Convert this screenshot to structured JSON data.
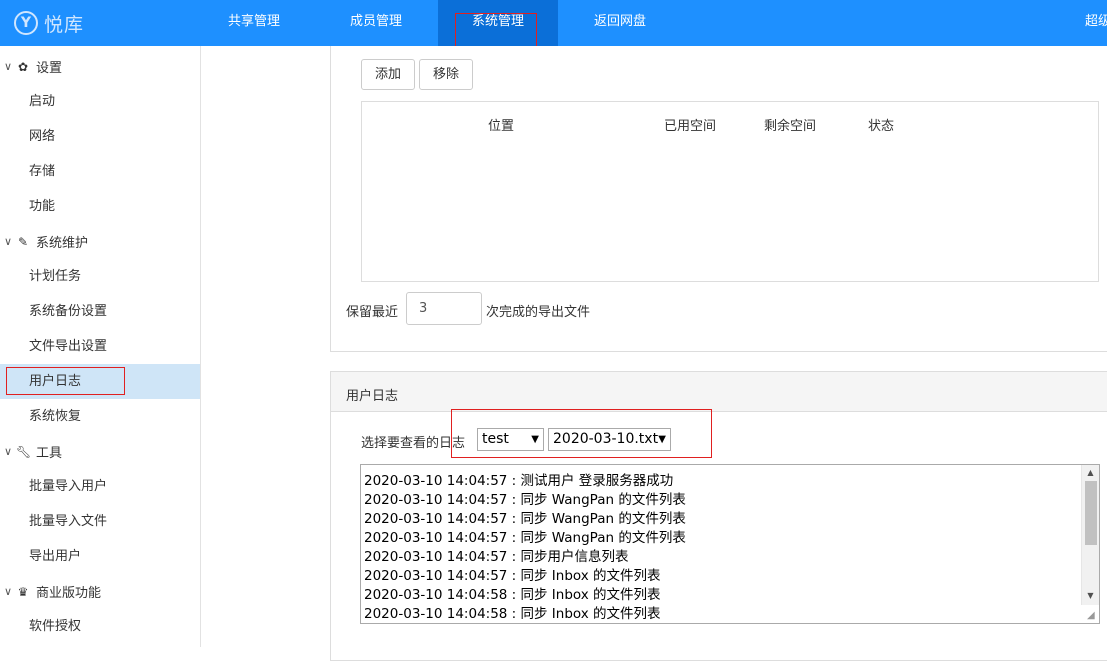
{
  "app": {
    "logo_glyph": "Y",
    "logo_text": "悦库"
  },
  "topnav": {
    "items": [
      {
        "label": "共享管理"
      },
      {
        "label": "成员管理"
      },
      {
        "label": "系统管理"
      },
      {
        "label": "返回网盘"
      }
    ],
    "right_label": "超级"
  },
  "sidebar": {
    "groups": [
      {
        "label": "设置",
        "icon": "gear-icon",
        "items": [
          "启动",
          "网络",
          "存储",
          "功能"
        ]
      },
      {
        "label": "系统维护",
        "icon": "brush-icon",
        "items": [
          "计划任务",
          "系统备份设置",
          "文件导出设置",
          "用户日志",
          "系统恢复"
        ]
      },
      {
        "label": "工具",
        "icon": "wrench-icon",
        "items": [
          "批量导入用户",
          "批量导入文件",
          "导出用户"
        ]
      },
      {
        "label": "商业版功能",
        "icon": "crown-icon",
        "items": [
          "软件授权"
        ]
      }
    ]
  },
  "export_panel": {
    "add_label": "添加",
    "remove_label": "移除",
    "columns": [
      "位置",
      "已用空间",
      "剩余空间",
      "状态"
    ],
    "keep_prefix": "保留最近",
    "keep_value": "3",
    "keep_suffix": "次完成的导出文件"
  },
  "log_panel": {
    "title": "用户日志",
    "select_label": "选择要查看的日志",
    "user_select": "test",
    "file_select": "2020-03-10.txt",
    "lines": [
      "2020-03-10 14:04:57 : 测试用户 登录服务器成功",
      "2020-03-10 14:04:57 :  同步 WangPan 的文件列表",
      "2020-03-10 14:04:57 :  同步 WangPan 的文件列表",
      "2020-03-10 14:04:57 :  同步 WangPan 的文件列表",
      "2020-03-10 14:04:57 :  同步用户信息列表",
      "2020-03-10 14:04:57 :  同步 Inbox 的文件列表",
      "2020-03-10 14:04:58 :  同步 Inbox 的文件列表",
      "2020-03-10 14:04:58 :  同步 Inbox 的文件列表"
    ]
  }
}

EXERCISE:
Extract every line of the data exactly; pictures stay out.

SOLUTION TO THE EXERCISE:
Convert this screenshot to structured JSON data.
{
  "app": {
    "logo_glyph": "Y",
    "logo_text": "悦库"
  },
  "topnav": {
    "items": [
      {
        "label": "共享管理"
      },
      {
        "label": "成员管理"
      },
      {
        "label": "系统管理"
      },
      {
        "label": "返回网盘"
      }
    ],
    "right_label": "超级"
  },
  "sidebar": {
    "groups": [
      {
        "label": "设置",
        "icon": "gear-icon",
        "items": [
          "启动",
          "网络",
          "存储",
          "功能"
        ]
      },
      {
        "label": "系统维护",
        "icon": "brush-icon",
        "items": [
          "计划任务",
          "系统备份设置",
          "文件导出设置",
          "用户日志",
          "系统恢复"
        ]
      },
      {
        "label": "工具",
        "icon": "wrench-icon",
        "items": [
          "批量导入用户",
          "批量导入文件",
          "导出用户"
        ]
      },
      {
        "label": "商业版功能",
        "icon": "crown-icon",
        "items": [
          "软件授权"
        ]
      }
    ]
  },
  "export_panel": {
    "add_label": "添加",
    "remove_label": "移除",
    "columns": [
      "位置",
      "已用空间",
      "剩余空间",
      "状态"
    ],
    "keep_prefix": "保留最近",
    "keep_value": "3",
    "keep_suffix": "次完成的导出文件"
  },
  "log_panel": {
    "title": "用户日志",
    "select_label": "选择要查看的日志",
    "user_select": "test",
    "file_select": "2020-03-10.txt",
    "lines": [
      "2020-03-10 14:04:57 : 测试用户 登录服务器成功",
      "2020-03-10 14:04:57 :  同步 WangPan 的文件列表",
      "2020-03-10 14:04:57 :  同步 WangPan 的文件列表",
      "2020-03-10 14:04:57 :  同步 WangPan 的文件列表",
      "2020-03-10 14:04:57 :  同步用户信息列表",
      "2020-03-10 14:04:57 :  同步 Inbox 的文件列表",
      "2020-03-10 14:04:58 :  同步 Inbox 的文件列表",
      "2020-03-10 14:04:58 :  同步 Inbox 的文件列表"
    ]
  }
}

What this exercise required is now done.